Recorded data

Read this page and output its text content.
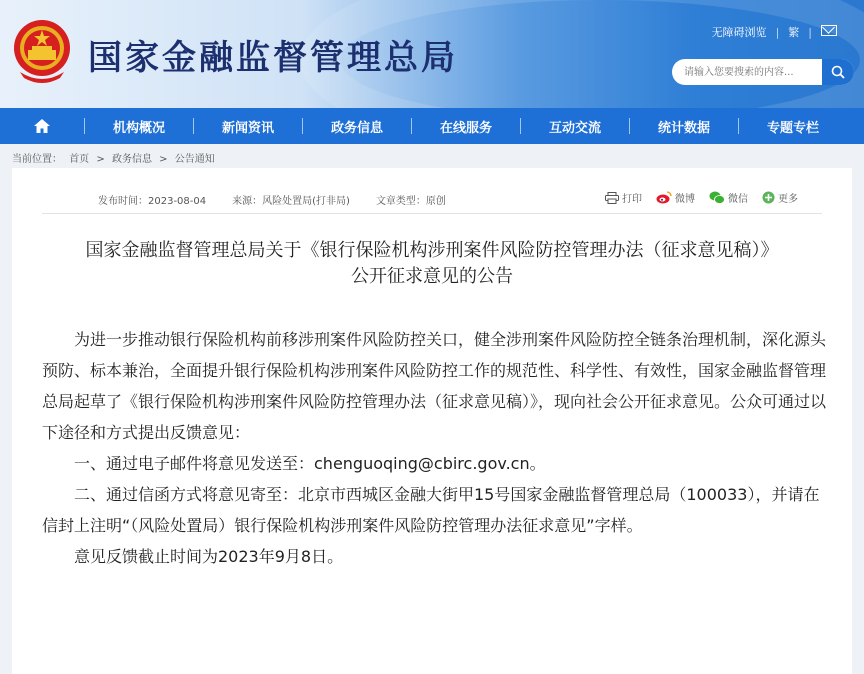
国家金融监督管理总局
无障碍浏览 | 繁 |
请输入您要搜索的内容...
机构概况	新闻资讯	政务信息	在线服务	互动交流	统计数据	专题专栏
当前位置： 首页 > 政务信息 > 公告通知
发布时间：2023-08-04	来源：风险处置局(打非局)	文章类型：原创	打印	微博	微信	更多
国家金融监督管理总局关于《银行保险机构涉刑案件风险防控管理办法（征求意见稿）》
公开征求意见的公告

为进一步推动银行保险机构前移涉刑案件风险防控关口，健全涉刑案件风险防控全链条治理机制，深化源头预防、标本兼治，全面提升银行保险机构涉刑案件风险防控工作的规范性、科学性、有效性，国家金融监督管理总局起草了《银行保险机构涉刑案件风险防控管理办法（征求意见稿）》，现向社会公开征求意见。公众可通过以下途径和方式提出反馈意见：

一、通过电子邮件将意见发送至：chenguoqing@cbirc.gov.cn。

二、通过信函方式将意见寄至：北京市西城区金融大街甲15号国家金融监督管理总局（100033），并请在信封上注明“（风险处置局）银行保险机构涉刑案件风险防控管理办法征求意见”字样。

意见反馈截止时间为2023年9月8日。
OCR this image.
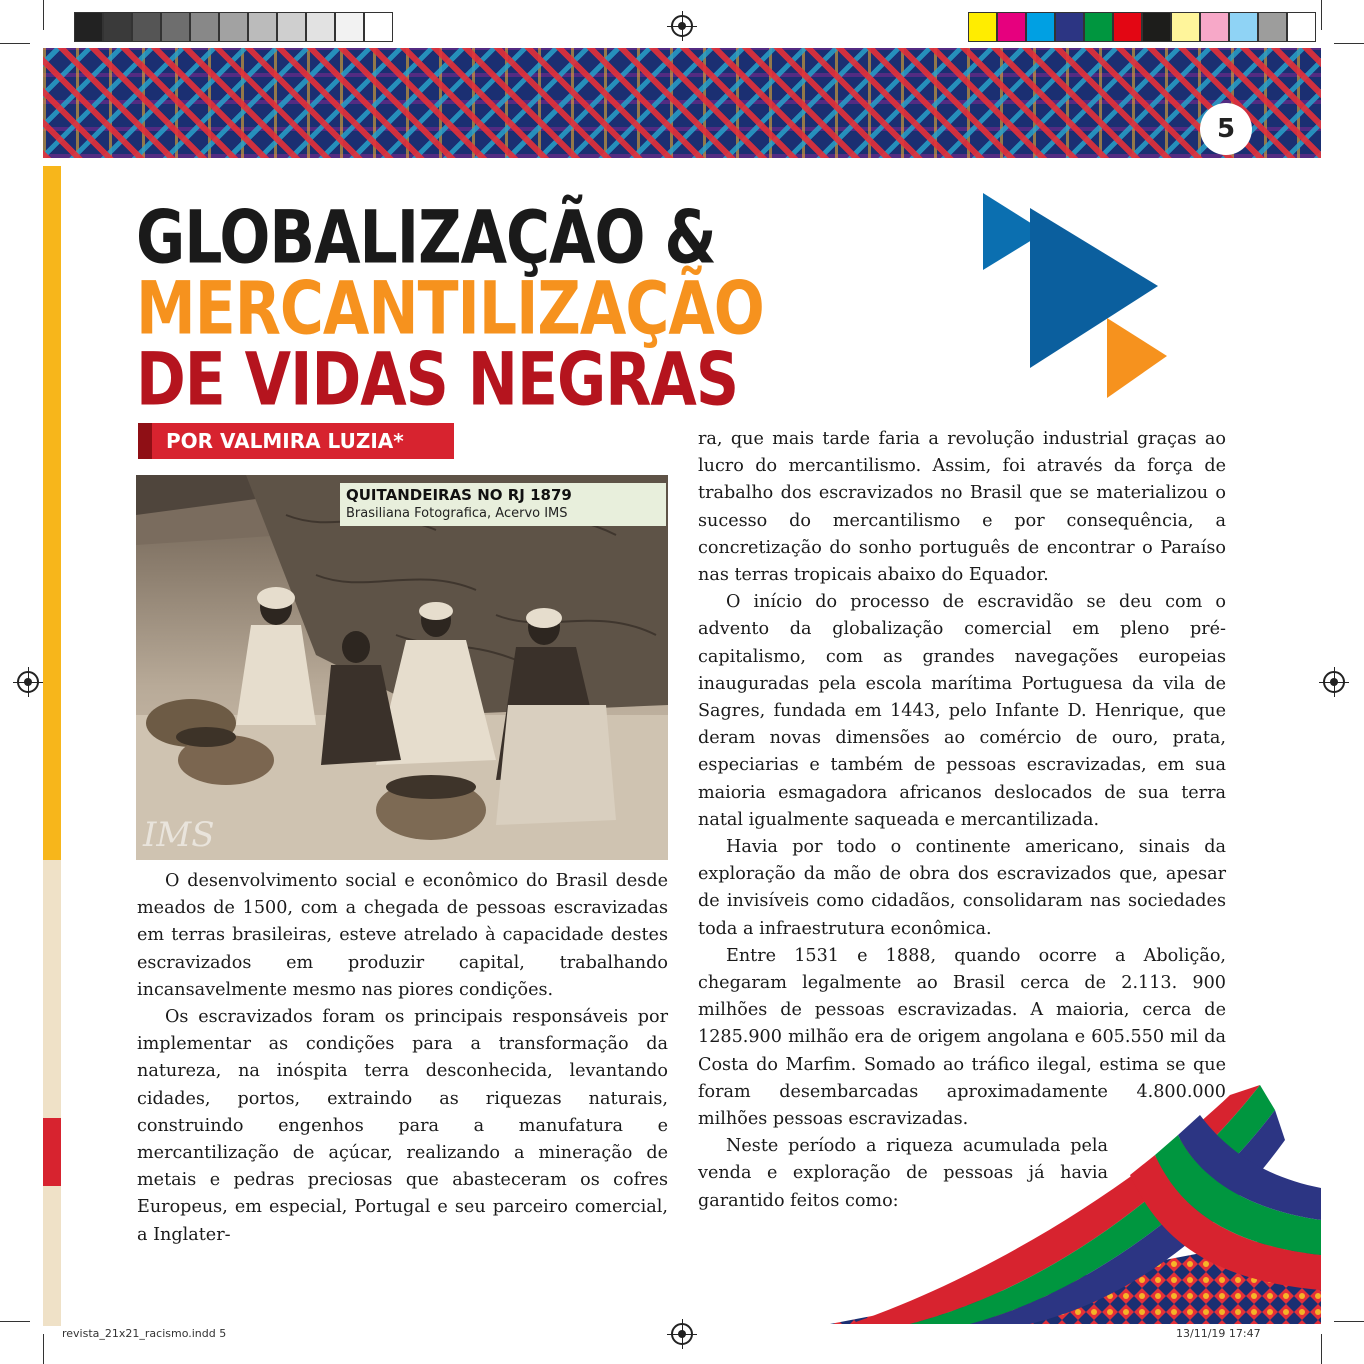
5
GLOBALIZAÇÃO &
MERCANTILIZAÇÃO
DE VIDAS NEGRAS
POR VALMIRA LUZIA*
IMS
QUITANDEIRAS NO RJ 1879
Brasiliana Fotografica, Acervo IMS

O desenvolvimento social e econômico do Brasil desde meados de 1500, com a chegada de pessoas escravizadas em terras brasileiras, esteve atrelado à capacidade destes escravizados em produzir capital, trabalhando incansavelmente mesmo nas piores condições.

Os escravizados foram os principais responsáveis por implementar as condições para a transformação da natureza, na inóspita terra desconhecida, levantando cidades, portos, extraindo as riquezas naturais, construindo engenhos para a manufatura e mercantilização de açúcar, realizando a mineração de metais e pedras preciosas que abasteceram os cofres Europeus, em especial, Portugal e seu parceiro comercial, a Inglater-

ra, que mais tarde faria a revolução industrial graças ao lucro do mercantilismo. Assim, foi através da força de trabalho dos escravizados no Brasil que se materializou o sucesso do mercantilismo e por consequência, a concretização do sonho português de encontrar o Paraíso nas terras tropicais abaixo do Equador.

O início do processo de escravidão se deu com o advento da globalização comercial em pleno pré-capitalismo, com as grandes navegações europeias inauguradas pela escola marítima Portuguesa da vila de Sagres, fundada em 1443, pelo Infante D. Henrique, que deram novas dimensões ao comércio de ouro, prata, especiarias e também de pessoas escravizadas, em sua maioria esmagadora africanos deslocados de sua terra natal igualmente saqueada e mercantilizada.

Havia por todo o continente americano, sinais da exploração da mão de obra dos escravizados que, apesar de invisíveis como cidadãos, consolidaram nas sociedades toda a infraestrutura econômica.

Entre 1531 e 1888, quando ocorre a Abolição, chegaram legalmente ao Brasil cerca de 2.113. 900 milhões de pessoas escravizadas. A maioria, cerca de 1285.900 milhão era de origem angolana e 605.550 mil da Costa do Marfim. Somado ao tráfico ilegal, estima se que foram desembarcadas aproximadamente 4.800.000 milhões pessoas escravizadas.

Neste período a riqueza acumulada pela venda e exploração de pessoas já havia garantido feitos como:

revista_21x21_racismo.indd 5	13/11/19 17:47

--- What to produce ---
Return each line of the listing that holds the string "comercial".

--- Solution ---
Os escravizados foram os principais responsáveis por implementar as condições para a transformação da natureza, na inóspita terra desconhecida, levantando cidades, portos, extraindo as riquezas naturais, construindo engenhos para a manufatura e mercantilização de açúcar, realizando a mineração de metais e pedras preciosas que abasteceram os cofres Europeus, em especial, Portugal e seu parceiro comercial, a Inglater-
O início do processo de escravidão se deu com o advento da globalização comercial em pleno pré-capitalismo, com as grandes navegações europeias inauguradas pela escola marítima Portuguesa da vila de Sagres, fundada em 1443, pelo Infante D. Henrique, que deram novas dimensões ao comércio de ouro, prata, especiarias e também de pessoas escravizadas, em sua maioria esmagadora africanos deslocados de sua terra natal igualmente saqueada e mercantilizada.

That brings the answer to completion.